start Stored rows

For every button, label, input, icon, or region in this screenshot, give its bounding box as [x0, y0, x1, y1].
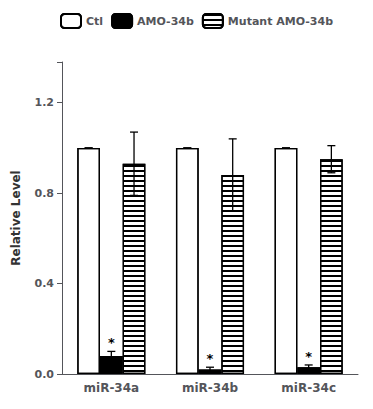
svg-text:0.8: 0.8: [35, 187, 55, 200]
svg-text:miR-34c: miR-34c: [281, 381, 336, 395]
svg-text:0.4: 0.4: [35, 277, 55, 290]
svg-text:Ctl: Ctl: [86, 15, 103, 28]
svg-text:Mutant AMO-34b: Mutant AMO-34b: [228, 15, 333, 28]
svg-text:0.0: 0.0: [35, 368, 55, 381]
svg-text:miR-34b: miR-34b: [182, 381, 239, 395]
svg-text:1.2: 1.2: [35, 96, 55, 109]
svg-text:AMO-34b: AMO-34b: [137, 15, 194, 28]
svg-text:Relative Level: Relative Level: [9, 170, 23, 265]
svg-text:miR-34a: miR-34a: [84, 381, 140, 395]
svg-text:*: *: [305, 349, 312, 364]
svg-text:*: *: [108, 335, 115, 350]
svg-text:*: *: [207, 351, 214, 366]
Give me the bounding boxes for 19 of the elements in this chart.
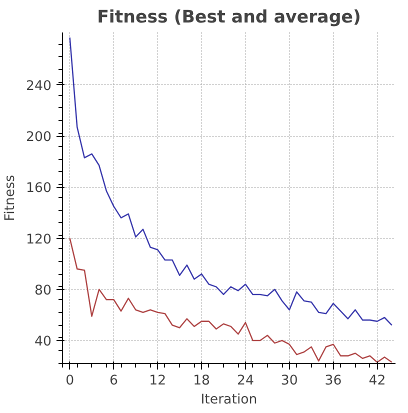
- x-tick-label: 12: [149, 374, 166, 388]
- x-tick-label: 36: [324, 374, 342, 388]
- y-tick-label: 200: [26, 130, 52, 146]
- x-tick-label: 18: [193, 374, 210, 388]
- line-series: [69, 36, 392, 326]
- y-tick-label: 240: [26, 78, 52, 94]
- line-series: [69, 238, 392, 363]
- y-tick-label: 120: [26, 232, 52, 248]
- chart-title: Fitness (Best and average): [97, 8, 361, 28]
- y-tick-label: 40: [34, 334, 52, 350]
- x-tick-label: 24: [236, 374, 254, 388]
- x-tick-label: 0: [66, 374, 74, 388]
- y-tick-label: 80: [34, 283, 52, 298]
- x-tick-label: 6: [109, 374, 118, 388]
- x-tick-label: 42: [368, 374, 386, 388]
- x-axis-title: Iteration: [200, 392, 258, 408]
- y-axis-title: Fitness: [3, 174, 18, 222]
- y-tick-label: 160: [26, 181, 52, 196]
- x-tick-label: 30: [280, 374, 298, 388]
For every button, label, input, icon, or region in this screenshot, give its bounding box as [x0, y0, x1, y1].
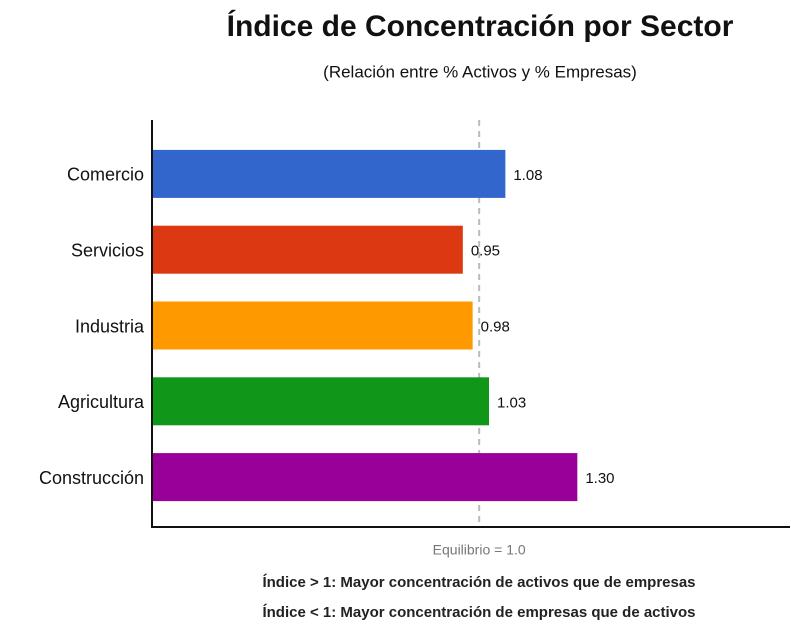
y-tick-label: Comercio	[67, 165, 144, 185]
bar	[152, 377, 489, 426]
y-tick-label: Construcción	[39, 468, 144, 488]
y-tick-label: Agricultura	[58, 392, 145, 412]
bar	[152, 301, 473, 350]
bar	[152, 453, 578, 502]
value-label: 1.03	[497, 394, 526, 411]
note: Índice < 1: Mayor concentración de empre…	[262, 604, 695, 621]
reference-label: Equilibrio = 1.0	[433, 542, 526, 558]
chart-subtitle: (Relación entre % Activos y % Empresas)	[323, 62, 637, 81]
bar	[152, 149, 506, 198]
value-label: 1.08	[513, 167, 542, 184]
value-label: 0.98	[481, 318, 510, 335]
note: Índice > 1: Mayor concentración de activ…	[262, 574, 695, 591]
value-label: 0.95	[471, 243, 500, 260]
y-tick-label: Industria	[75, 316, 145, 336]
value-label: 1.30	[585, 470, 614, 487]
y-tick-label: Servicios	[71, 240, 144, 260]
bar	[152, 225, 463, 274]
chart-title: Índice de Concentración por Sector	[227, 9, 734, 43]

end Stored rows
start Stored rows

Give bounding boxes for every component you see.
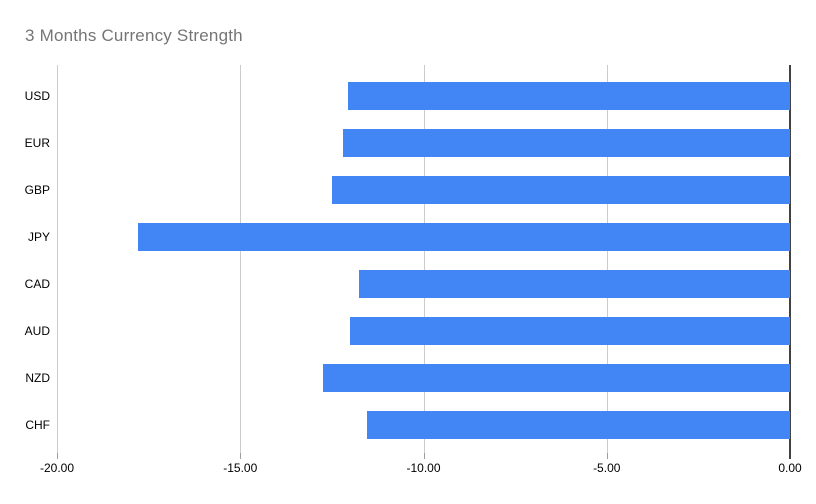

end Stored rows

Which lines in the material above contain the string "chart"? Pull out each of them and copy it.

** Task answer **
Give me the bounding boxes for 19 of the elements in this chart.
- chart-title: Fitness (Best and average): [97, 8, 361, 28]
chart-subtitle: (Relación entre % Activos y % Empresas)	[323, 62, 637, 81]
chart-title: Índice de Concentración por Sector	[227, 9, 734, 43]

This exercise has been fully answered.